SOURCE PASSAGE:
Segment Open
The coming year could be critical to the survival of many local museums and communities need to be ready to fight for their heritage.
Rachel Morris, a museums professional has expressed her concerns ahead of an appearance at Wigtown Book Festival where she will be discussing her book Museum Makers.
Her particular fears are for the small, local museums many of which were already struggling before COVID and which could vanish as a result of the pandemic.
Rachel said: “Your local museum is the autobiography of your community. So if you lose that your community is diminished. As the months unfold, it’ll become clear how many will survive and how many won’t. I’m absolutely sure that not all of them will.
“It’s too soon to know which will be affected. The fallout from COVID will only become clear over the next 12 months. But most museums are funded, at least partially, by local authorities whose finances were already tight before COVID and have certainly got worse.
Segment Closed
Stored entries:
Segment Open
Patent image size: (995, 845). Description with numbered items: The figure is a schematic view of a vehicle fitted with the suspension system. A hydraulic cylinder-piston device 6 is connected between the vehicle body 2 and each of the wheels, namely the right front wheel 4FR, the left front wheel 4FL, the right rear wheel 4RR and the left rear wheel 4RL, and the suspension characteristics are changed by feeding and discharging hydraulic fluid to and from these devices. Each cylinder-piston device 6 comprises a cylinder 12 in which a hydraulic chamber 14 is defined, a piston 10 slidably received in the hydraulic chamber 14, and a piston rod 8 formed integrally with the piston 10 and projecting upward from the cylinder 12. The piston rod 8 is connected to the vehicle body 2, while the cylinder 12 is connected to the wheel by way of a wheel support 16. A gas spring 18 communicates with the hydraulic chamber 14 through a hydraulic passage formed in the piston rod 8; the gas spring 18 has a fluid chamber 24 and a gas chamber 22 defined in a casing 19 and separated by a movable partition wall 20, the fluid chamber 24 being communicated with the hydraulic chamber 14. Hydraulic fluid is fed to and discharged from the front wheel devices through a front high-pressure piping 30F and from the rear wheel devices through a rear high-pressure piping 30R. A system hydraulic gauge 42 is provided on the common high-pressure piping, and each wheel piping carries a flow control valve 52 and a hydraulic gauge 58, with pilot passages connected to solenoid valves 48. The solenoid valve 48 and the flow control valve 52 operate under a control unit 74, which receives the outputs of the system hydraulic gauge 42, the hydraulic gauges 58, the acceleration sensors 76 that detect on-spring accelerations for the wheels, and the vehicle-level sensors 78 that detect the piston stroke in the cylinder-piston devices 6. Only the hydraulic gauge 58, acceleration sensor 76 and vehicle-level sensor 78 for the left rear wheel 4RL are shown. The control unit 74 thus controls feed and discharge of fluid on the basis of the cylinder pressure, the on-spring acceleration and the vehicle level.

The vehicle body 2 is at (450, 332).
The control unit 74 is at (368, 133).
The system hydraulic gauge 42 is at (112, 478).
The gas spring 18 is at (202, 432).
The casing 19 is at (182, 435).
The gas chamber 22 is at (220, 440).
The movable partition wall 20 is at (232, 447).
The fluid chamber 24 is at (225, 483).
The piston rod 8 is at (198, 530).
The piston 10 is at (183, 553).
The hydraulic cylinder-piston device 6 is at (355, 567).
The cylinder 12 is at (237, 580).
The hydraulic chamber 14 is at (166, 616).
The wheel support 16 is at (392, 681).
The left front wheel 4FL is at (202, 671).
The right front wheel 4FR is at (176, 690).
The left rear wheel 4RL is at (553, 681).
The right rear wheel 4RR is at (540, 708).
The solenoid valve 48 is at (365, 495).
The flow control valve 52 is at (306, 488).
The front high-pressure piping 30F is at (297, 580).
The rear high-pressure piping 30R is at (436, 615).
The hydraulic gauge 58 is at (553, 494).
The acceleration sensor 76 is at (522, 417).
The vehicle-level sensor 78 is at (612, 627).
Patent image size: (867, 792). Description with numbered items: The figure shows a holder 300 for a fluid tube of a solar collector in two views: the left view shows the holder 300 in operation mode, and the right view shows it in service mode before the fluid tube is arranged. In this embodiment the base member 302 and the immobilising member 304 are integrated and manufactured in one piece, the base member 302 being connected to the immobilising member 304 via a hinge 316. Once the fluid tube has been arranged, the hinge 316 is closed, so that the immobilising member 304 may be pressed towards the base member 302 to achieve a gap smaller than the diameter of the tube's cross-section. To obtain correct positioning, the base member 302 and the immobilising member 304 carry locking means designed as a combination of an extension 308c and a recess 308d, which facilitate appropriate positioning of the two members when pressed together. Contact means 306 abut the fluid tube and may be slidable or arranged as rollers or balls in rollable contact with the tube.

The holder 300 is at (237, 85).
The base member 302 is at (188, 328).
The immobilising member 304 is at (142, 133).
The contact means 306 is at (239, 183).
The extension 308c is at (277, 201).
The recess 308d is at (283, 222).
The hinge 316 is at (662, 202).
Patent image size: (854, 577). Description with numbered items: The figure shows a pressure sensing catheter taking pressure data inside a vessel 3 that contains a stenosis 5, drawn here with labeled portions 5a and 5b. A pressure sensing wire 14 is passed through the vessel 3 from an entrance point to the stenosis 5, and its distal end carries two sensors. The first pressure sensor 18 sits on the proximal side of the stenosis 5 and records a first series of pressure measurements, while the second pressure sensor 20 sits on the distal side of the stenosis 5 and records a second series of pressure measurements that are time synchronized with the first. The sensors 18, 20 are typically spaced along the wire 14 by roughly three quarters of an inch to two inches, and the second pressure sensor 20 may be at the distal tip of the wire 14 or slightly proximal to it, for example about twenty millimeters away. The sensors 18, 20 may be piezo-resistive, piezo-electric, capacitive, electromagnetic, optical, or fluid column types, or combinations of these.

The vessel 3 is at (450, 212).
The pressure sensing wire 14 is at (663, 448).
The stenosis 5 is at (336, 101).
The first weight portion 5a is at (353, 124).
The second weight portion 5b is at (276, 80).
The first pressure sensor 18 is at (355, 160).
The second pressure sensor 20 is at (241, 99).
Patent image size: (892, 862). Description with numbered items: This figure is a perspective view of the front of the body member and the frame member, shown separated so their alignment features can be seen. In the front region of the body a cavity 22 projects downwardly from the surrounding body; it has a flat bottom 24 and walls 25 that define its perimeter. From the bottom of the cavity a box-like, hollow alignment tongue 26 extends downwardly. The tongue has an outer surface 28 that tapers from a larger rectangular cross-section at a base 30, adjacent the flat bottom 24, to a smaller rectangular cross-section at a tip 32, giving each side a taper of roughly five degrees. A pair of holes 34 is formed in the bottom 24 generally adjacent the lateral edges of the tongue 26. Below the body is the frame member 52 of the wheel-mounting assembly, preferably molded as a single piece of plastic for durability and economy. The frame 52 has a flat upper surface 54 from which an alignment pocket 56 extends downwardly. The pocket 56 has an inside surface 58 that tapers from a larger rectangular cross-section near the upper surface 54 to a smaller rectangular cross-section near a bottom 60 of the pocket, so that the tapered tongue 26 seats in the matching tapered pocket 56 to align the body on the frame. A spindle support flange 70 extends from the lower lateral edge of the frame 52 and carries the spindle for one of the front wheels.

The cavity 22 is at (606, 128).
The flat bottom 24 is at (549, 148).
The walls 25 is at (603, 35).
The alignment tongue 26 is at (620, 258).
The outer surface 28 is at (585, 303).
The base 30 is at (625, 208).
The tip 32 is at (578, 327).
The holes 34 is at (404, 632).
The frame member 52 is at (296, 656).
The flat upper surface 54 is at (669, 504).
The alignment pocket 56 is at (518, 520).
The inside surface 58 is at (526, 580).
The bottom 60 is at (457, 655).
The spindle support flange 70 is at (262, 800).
Segment Closed
REQUIRED WORK: Output, word for word, the part of the passage on local museums starting with "The coming year" and going on through "of them will.". Work only from the passage on local museums.

ANSWER TO THIS EXERCISE:
The coming year could be critical to the survival of many local museums and communities need to be ready to fight for their heritage.
Rachel Morris, a museums professional has expressed her concerns ahead of an appearance at Wigtown Book Festival where she will be discussing her book Museum Makers.
Her particular fears are for the small, local museums many of which were already struggling before COVID and which could vanish as a result of the pandemic.
Rachel said: “Your local museum is the autobiography of your community. So if you lose that your community is diminished. As the months unfold, it’ll become clear how many will survive and how many won’t. I’m absolutely sure that not all of them will.